• Work item: Produce an exact transcription of every entry.

• • •

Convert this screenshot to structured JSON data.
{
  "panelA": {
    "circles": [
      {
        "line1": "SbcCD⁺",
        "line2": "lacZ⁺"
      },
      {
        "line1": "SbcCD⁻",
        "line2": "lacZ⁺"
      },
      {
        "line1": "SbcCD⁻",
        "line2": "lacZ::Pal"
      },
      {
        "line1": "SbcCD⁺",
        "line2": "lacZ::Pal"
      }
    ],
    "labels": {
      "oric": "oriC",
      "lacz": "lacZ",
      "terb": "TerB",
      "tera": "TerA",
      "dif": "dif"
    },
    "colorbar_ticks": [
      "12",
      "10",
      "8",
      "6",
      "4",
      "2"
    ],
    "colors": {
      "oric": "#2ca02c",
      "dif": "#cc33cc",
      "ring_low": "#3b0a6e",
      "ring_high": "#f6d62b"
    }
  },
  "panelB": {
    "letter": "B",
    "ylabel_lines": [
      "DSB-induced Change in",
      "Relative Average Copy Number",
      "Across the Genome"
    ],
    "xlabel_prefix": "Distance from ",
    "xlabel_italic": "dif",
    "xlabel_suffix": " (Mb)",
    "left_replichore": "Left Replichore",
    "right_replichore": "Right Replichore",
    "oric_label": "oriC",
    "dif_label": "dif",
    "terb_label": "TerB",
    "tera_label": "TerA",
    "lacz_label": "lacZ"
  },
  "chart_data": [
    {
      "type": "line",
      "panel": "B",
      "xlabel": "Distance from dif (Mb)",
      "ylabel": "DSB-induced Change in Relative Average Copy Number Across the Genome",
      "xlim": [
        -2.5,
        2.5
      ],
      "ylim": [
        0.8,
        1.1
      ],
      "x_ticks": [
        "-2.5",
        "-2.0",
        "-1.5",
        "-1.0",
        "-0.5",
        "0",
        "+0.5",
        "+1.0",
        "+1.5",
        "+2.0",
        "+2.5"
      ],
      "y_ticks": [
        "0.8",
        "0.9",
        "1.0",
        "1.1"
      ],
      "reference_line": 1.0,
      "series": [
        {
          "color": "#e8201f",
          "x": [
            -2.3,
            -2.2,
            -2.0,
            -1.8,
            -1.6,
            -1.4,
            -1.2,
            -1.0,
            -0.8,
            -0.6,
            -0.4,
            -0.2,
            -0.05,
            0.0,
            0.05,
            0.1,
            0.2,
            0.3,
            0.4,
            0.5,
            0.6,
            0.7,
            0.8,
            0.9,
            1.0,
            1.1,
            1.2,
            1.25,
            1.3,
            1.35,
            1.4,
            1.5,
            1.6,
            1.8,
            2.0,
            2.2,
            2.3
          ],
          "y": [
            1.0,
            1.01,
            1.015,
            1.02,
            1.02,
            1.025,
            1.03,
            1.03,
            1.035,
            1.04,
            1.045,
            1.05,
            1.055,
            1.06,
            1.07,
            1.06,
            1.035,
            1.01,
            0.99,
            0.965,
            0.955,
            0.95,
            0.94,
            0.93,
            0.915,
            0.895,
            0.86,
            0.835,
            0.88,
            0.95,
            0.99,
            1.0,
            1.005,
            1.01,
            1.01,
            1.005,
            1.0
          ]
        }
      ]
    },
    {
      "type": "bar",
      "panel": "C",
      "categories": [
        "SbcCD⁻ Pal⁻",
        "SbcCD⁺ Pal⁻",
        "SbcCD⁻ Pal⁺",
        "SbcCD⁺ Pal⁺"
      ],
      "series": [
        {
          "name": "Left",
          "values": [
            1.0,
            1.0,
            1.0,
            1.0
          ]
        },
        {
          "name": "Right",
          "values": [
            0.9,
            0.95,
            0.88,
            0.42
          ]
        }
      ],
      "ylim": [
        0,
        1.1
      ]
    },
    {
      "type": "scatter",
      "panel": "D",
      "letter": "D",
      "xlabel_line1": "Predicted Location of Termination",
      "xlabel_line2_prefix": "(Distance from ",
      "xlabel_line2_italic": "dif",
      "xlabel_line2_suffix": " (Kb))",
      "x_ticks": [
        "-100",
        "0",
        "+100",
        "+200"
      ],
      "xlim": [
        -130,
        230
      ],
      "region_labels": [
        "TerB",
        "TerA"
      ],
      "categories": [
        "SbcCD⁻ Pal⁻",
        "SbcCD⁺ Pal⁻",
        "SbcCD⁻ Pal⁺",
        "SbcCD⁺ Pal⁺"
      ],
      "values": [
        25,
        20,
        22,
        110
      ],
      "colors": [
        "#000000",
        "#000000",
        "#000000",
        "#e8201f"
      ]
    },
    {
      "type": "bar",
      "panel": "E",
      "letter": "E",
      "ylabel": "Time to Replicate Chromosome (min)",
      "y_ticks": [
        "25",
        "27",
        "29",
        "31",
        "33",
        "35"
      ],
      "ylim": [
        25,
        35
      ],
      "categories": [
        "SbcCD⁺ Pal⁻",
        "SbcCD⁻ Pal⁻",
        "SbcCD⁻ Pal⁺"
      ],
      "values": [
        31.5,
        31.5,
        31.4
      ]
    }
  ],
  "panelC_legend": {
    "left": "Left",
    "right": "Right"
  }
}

• • •

• Result:
Convert this screenshot to structured JSON data.
{
  "panelA": {
    "circles": [
      {
        "line1": "SbcCD⁺",
        "line2": "lacZ⁺"
      },
      {
        "line1": "SbcCD⁻",
        "line2": "lacZ⁺"
      },
      {
        "line1": "SbcCD⁻",
        "line2": "lacZ::Pal"
      },
      {
        "line1": "SbcCD⁺",
        "line2": "lacZ::Pal"
      }
    ],
    "labels": {
      "oric": "oriC",
      "lacz": "lacZ",
      "terb": "TerB",
      "tera": "TerA",
      "dif": "dif"
    },
    "colorbar_ticks": [
      "12",
      "10",
      "8",
      "6",
      "4",
      "2"
    ],
    "colors": {
      "oric": "#2ca02c",
      "dif": "#cc33cc",
      "ring_low": "#3b0a6e",
      "ring_high": "#f6d62b"
    }
  },
  "panelB": {
    "letter": "B",
    "ylabel_lines": [
      "DSB-induced Change in",
      "Relative Average Copy Number",
      "Across the Genome"
    ],
    "xlabel_prefix": "Distance from ",
    "xlabel_italic": "dif",
    "xlabel_suffix": " (Mb)",
    "left_replichore": "Left Replichore",
    "right_replichore": "Right Replichore",
    "oric_label": "oriC",
    "dif_label": "dif",
    "terb_label": "TerB",
    "tera_label": "TerA",
    "lacz_label": "lacZ"
  },
  "chart_data": [
    {
      "type": "line",
      "panel": "B",
      "xlabel": "Distance from dif (Mb)",
      "ylabel": "DSB-induced Change in Relative Average Copy Number Across the Genome",
      "xlim": [
        -2.5,
        2.5
      ],
      "ylim": [
        0.8,
        1.1
      ],
      "x_ticks": [
        "-2.5",
        "-2.0",
        "-1.5",
        "-1.0",
        "-0.5",
        "0",
        "+0.5",
        "+1.0",
        "+1.5",
        "+2.0",
        "+2.5"
      ],
      "y_ticks": [
        "0.8",
        "0.9",
        "1.0",
        "1.1"
      ],
      "reference_line": 1.0,
      "series": [
        {
          "color": "#e8201f",
          "x": [
            -2.3,
            -2.2,
            -2.0,
            -1.8,
            -1.6,
            -1.4,
            -1.2,
            -1.0,
            -0.8,
            -0.6,
            -0.4,
            -0.2,
            -0.05,
            0.0,
            0.05,
            0.1,
            0.2,
            0.3,
            0.4,
            0.5,
            0.6,
            0.7,
            0.8,
            0.9,
            1.0,
            1.1,
            1.2,
            1.25,
            1.3,
            1.35,
            1.4,
            1.5,
            1.6,
            1.8,
            2.0,
            2.2,
            2.3
          ],
          "y": [
            1.0,
            1.01,
            1.015,
            1.02,
            1.02,
            1.025,
            1.03,
            1.03,
            1.035,
            1.04,
            1.045,
            1.05,
            1.055,
            1.06,
            1.07,
            1.06,
            1.035,
            1.01,
            0.99,
            0.965,
            0.955,
            0.95,
            0.94,
            0.93,
            0.915,
            0.895,
            0.86,
            0.835,
            0.88,
            0.95,
            0.99,
            1.0,
            1.005,
            1.01,
            1.01,
            1.005,
            1.0
          ]
        }
      ]
    },
    {
      "type": "bar",
      "panel": "C",
      "categories": [
        "SbcCD⁻ Pal⁻",
        "SbcCD⁺ Pal⁻",
        "SbcCD⁻ Pal⁺",
        "SbcCD⁺ Pal⁺"
      ],
      "series": [
        {
          "name": "Left",
          "values": [
            1.0,
            1.0,
            1.0,
            1.0
          ]
        },
        {
          "name": "Right",
          "values": [
            0.9,
            0.95,
            0.88,
            0.42
          ]
        }
      ],
      "ylim": [
        0,
        1.1
      ]
    },
    {
      "type": "scatter",
      "panel": "D",
      "letter": "D",
      "xlabel_line1": "Predicted Location of Termination",
      "xlabel_line2_prefix": "(Distance from ",
      "xlabel_line2_italic": "dif",
      "xlabel_line2_suffix": " (Kb))",
      "x_ticks": [
        "-100",
        "0",
        "+100",
        "+200"
      ],
      "xlim": [
        -130,
        230
      ],
      "region_labels": [
        "TerB",
        "TerA"
      ],
      "categories": [
        "SbcCD⁻ Pal⁻",
        "SbcCD⁺ Pal⁻",
        "SbcCD⁻ Pal⁺",
        "SbcCD⁺ Pal⁺"
      ],
      "values": [
        25,
        20,
        22,
        110
      ],
      "colors": [
        "#000000",
        "#000000",
        "#000000",
        "#e8201f"
      ]
    },
    {
      "type": "bar",
      "panel": "E",
      "letter": "E",
      "ylabel": "Time to Replicate Chromosome (min)",
      "y_ticks": [
        "25",
        "27",
        "29",
        "31",
        "33",
        "35"
      ],
      "ylim": [
        25,
        35
      ],
      "categories": [
        "SbcCD⁺ Pal⁻",
        "SbcCD⁻ Pal⁻",
        "SbcCD⁻ Pal⁺"
      ],
      "values": [
        31.5,
        31.5,
        31.4
      ]
    }
  ],
  "panelC_legend": {
    "left": "Left",
    "right": "Right"
  }
}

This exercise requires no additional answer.